YOUR TASK -
Give the data below again exactly as it stands. Omit the pictures.

-- Start of INFORMATION GIVEN --

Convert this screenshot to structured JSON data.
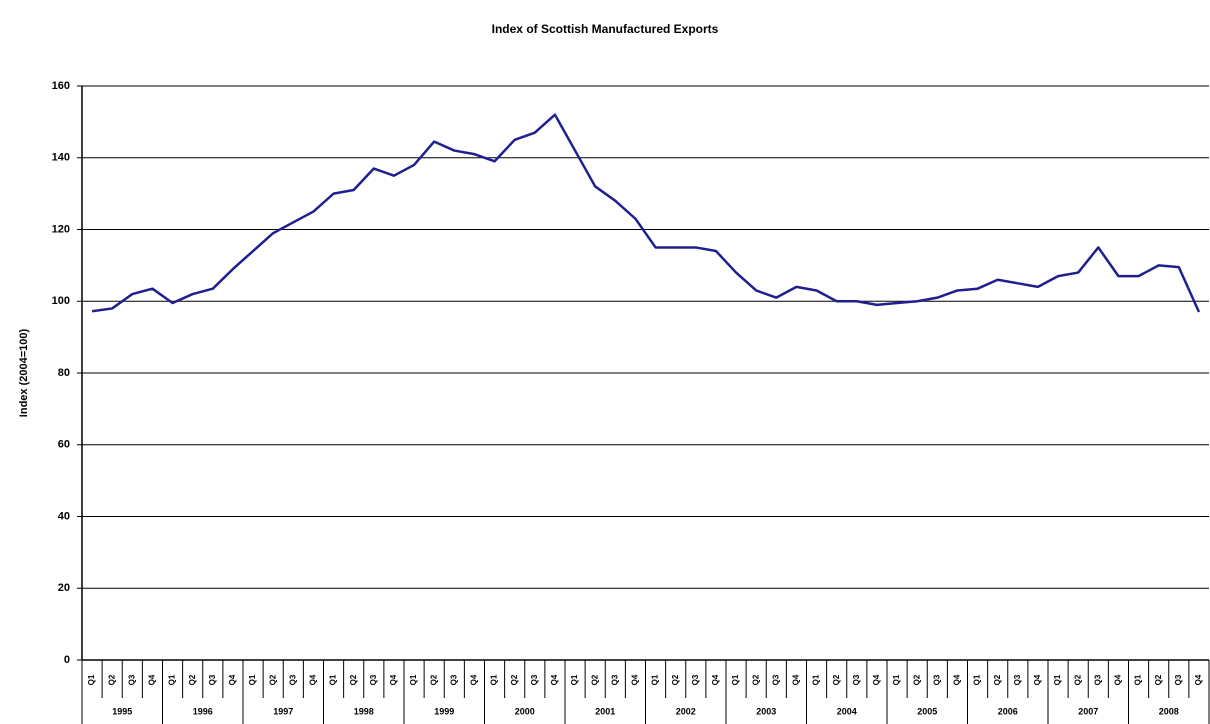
{
  "chart_data": {
    "type": "line",
    "title": "Index of Scottish Manufactured Exports",
    "y_label": "Index (2004=100)",
    "categories": [
      "Q1",
      "Q2",
      "Q3",
      "Q4",
      "Q1",
      "Q2",
      "Q3",
      "Q4",
      "Q1",
      "Q2",
      "Q3",
      "Q4",
      "Q1",
      "Q2",
      "Q3",
      "Q4",
      "Q1",
      "Q2",
      "Q3",
      "Q4",
      "Q1",
      "Q2",
      "Q3",
      "Q4",
      "Q1",
      "Q2",
      "Q3",
      "Q4",
      "Q1",
      "Q2",
      "Q3",
      "Q4",
      "Q1",
      "Q2",
      "Q3",
      "Q4",
      "Q1",
      "Q2",
      "Q3",
      "Q4",
      "Q1",
      "Q2",
      "Q3",
      "Q4",
      "Q1",
      "Q2",
      "Q3",
      "Q4",
      "Q1",
      "Q2",
      "Q3",
      "Q4",
      "Q1",
      "Q2",
      "Q3",
      "Q4"
    ],
    "year_groups": [
      "1995",
      "1996",
      "1997",
      "1998",
      "1999",
      "2000",
      "2001",
      "2002",
      "2003",
      "2004",
      "2005",
      "2006",
      "2007",
      "2008"
    ],
    "series": [
      {
        "name": "Index",
        "color": "#1f1f8f",
        "values": [
          97.2,
          98,
          102,
          103.5,
          99.5,
          102,
          103.5,
          109,
          114,
          119,
          122,
          125,
          130,
          131,
          137,
          135,
          138,
          144.5,
          142,
          141,
          139,
          145,
          147,
          152,
          142,
          132,
          128,
          123,
          115,
          115,
          115,
          114,
          108,
          103,
          101,
          104,
          103,
          100,
          100,
          99,
          99.5,
          100,
          101,
          103,
          103.5,
          106,
          105,
          104,
          107,
          108,
          115,
          107,
          107,
          110,
          109.5,
          97
        ]
      }
    ],
    "ylim": [
      0,
      160
    ],
    "yticks": [
      0,
      20,
      40,
      60,
      80,
      100,
      120,
      140,
      160
    ],
    "grid": true
  }
}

-- End of INFORMATION GIVEN --

RESULT OF THIS EXERCISE -
Convert this screenshot to structured JSON data.
{
  "chart_data": {
    "type": "line",
    "title": "Index of Scottish Manufactured Exports",
    "y_label": "Index (2004=100)",
    "categories": [
      "Q1",
      "Q2",
      "Q3",
      "Q4",
      "Q1",
      "Q2",
      "Q3",
      "Q4",
      "Q1",
      "Q2",
      "Q3",
      "Q4",
      "Q1",
      "Q2",
      "Q3",
      "Q4",
      "Q1",
      "Q2",
      "Q3",
      "Q4",
      "Q1",
      "Q2",
      "Q3",
      "Q4",
      "Q1",
      "Q2",
      "Q3",
      "Q4",
      "Q1",
      "Q2",
      "Q3",
      "Q4",
      "Q1",
      "Q2",
      "Q3",
      "Q4",
      "Q1",
      "Q2",
      "Q3",
      "Q4",
      "Q1",
      "Q2",
      "Q3",
      "Q4",
      "Q1",
      "Q2",
      "Q3",
      "Q4",
      "Q1",
      "Q2",
      "Q3",
      "Q4",
      "Q1",
      "Q2",
      "Q3",
      "Q4"
    ],
    "year_groups": [
      "1995",
      "1996",
      "1997",
      "1998",
      "1999",
      "2000",
      "2001",
      "2002",
      "2003",
      "2004",
      "2005",
      "2006",
      "2007",
      "2008"
    ],
    "series": [
      {
        "name": "Index",
        "color": "#1f1f8f",
        "values": [
          97.2,
          98,
          102,
          103.5,
          99.5,
          102,
          103.5,
          109,
          114,
          119,
          122,
          125,
          130,
          131,
          137,
          135,
          138,
          144.5,
          142,
          141,
          139,
          145,
          147,
          152,
          142,
          132,
          128,
          123,
          115,
          115,
          115,
          114,
          108,
          103,
          101,
          104,
          103,
          100,
          100,
          99,
          99.5,
          100,
          101,
          103,
          103.5,
          106,
          105,
          104,
          107,
          108,
          115,
          107,
          107,
          110,
          109.5,
          97
        ]
      }
    ],
    "ylim": [
      0,
      160
    ],
    "yticks": [
      0,
      20,
      40,
      60,
      80,
      100,
      120,
      140,
      160
    ],
    "grid": true
  }
}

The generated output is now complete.